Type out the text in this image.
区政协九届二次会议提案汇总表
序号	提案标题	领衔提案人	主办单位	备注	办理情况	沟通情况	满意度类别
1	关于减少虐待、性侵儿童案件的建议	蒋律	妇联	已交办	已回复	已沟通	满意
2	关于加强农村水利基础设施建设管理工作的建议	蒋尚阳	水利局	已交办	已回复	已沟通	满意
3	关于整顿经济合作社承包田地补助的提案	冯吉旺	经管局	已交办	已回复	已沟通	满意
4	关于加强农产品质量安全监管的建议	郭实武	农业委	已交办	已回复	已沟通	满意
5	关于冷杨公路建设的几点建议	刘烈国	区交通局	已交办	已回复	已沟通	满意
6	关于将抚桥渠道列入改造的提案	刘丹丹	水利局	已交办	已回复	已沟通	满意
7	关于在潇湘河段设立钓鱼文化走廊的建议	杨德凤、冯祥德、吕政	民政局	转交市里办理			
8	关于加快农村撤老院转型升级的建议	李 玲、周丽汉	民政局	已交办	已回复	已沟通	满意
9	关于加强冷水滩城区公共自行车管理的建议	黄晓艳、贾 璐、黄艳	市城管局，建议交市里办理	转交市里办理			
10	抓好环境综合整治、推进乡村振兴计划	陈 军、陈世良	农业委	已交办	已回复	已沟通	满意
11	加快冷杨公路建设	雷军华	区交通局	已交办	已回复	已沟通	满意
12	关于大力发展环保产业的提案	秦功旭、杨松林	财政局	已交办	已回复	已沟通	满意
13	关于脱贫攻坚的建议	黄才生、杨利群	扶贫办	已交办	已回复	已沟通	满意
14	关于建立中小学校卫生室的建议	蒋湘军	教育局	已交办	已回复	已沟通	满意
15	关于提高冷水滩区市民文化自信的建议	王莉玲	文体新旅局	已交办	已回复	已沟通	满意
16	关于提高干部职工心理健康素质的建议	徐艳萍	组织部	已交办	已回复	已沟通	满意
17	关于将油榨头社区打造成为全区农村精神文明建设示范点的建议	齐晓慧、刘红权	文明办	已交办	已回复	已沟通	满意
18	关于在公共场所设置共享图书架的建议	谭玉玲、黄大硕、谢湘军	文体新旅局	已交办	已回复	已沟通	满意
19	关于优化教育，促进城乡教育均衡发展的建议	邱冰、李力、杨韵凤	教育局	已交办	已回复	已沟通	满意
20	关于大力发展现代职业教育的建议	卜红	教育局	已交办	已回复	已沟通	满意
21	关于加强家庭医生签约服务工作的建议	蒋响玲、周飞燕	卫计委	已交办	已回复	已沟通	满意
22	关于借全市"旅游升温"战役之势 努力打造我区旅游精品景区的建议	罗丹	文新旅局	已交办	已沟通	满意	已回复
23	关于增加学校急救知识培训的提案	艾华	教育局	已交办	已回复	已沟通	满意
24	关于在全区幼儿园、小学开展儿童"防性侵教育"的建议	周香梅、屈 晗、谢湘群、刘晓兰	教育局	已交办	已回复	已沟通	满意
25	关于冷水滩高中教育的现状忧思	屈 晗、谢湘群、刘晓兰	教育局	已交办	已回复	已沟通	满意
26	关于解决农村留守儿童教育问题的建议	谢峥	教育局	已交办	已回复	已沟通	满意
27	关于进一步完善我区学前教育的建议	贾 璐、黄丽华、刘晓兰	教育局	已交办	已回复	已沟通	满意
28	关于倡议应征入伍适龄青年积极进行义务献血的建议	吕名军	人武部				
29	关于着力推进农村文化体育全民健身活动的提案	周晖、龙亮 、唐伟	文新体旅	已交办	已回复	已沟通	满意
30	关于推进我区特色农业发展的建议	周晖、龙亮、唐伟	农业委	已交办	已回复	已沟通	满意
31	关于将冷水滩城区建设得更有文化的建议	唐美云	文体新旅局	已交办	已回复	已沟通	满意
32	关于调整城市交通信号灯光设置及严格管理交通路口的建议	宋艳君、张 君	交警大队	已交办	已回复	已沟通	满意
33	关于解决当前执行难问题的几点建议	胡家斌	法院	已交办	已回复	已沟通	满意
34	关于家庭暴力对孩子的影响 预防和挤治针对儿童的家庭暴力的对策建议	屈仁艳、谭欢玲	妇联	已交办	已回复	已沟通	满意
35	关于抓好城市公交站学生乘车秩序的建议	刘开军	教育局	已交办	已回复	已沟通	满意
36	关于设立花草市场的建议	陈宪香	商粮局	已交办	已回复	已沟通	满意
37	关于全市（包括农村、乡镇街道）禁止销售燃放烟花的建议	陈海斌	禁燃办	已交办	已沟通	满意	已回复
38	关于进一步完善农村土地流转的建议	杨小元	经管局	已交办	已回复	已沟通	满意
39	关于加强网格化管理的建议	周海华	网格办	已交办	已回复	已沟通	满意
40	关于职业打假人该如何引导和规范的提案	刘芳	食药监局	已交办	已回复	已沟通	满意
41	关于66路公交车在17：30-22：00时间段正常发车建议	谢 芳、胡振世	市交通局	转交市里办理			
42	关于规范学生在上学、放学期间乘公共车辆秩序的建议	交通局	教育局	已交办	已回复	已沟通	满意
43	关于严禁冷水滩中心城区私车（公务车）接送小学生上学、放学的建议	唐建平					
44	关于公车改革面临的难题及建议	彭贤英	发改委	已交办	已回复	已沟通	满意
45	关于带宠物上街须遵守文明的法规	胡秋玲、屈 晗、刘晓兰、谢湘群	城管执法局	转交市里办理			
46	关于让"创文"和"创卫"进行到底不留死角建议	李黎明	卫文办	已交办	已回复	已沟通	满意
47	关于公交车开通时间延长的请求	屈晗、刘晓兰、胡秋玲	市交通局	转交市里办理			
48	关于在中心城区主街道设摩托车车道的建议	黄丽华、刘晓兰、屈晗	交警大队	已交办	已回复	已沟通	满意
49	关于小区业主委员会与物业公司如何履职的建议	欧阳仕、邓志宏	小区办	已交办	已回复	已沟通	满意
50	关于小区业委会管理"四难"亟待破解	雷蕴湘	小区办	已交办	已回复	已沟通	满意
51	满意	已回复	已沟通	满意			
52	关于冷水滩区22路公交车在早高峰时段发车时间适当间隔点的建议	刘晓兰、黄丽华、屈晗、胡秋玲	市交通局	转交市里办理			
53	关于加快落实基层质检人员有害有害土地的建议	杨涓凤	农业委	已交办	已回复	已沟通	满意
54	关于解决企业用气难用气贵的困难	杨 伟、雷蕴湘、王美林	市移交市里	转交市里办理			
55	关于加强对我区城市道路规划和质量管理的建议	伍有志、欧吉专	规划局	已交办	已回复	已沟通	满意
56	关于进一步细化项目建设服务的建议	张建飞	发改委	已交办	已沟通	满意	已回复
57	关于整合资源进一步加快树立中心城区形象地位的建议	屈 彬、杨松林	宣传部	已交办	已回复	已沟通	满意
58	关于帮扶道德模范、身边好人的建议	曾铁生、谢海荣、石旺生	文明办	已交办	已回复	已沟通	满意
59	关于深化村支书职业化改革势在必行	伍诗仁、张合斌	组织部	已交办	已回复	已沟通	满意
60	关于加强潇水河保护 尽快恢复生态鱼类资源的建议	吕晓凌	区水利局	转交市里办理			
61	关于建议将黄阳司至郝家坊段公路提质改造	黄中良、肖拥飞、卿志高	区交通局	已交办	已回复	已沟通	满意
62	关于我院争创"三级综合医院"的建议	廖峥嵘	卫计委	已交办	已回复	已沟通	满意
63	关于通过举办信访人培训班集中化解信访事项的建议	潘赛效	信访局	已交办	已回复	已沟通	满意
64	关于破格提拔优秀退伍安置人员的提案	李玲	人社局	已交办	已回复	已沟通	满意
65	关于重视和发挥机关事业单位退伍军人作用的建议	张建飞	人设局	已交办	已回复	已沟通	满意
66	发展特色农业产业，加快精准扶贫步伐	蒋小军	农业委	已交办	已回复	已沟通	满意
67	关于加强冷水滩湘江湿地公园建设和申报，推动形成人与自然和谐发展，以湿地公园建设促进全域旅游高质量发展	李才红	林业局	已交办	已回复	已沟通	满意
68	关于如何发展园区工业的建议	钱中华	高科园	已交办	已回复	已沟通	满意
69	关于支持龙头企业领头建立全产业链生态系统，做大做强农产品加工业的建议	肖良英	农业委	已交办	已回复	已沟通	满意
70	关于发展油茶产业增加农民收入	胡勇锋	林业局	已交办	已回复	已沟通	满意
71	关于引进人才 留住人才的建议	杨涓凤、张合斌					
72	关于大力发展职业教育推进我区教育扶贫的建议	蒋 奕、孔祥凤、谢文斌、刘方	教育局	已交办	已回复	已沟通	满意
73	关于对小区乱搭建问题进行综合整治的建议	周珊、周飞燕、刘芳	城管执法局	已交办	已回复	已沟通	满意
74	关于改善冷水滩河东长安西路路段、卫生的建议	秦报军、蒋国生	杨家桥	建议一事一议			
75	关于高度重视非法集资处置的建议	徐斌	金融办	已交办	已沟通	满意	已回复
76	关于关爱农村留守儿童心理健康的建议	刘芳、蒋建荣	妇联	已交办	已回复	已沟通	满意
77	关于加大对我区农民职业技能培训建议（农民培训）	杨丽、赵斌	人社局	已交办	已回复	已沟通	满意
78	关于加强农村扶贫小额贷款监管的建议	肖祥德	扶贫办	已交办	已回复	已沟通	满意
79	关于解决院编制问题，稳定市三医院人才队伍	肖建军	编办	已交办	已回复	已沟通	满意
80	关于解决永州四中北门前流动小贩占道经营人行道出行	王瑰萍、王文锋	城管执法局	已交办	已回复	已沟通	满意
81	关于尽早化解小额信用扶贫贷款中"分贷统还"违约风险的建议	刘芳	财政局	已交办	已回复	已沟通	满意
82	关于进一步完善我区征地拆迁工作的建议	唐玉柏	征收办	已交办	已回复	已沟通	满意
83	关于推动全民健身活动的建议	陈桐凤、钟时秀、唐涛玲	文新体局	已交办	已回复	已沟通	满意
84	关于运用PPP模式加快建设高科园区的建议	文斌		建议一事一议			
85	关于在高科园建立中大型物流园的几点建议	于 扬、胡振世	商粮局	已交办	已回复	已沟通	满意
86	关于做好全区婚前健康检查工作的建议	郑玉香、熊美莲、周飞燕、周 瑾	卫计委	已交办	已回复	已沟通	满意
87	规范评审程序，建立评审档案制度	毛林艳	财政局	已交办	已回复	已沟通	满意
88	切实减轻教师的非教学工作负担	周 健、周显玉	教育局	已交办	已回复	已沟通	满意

- - -

[Problem requirements]: Provide only the number of lines in the records containing the string "区交通局".

[Output below]: 3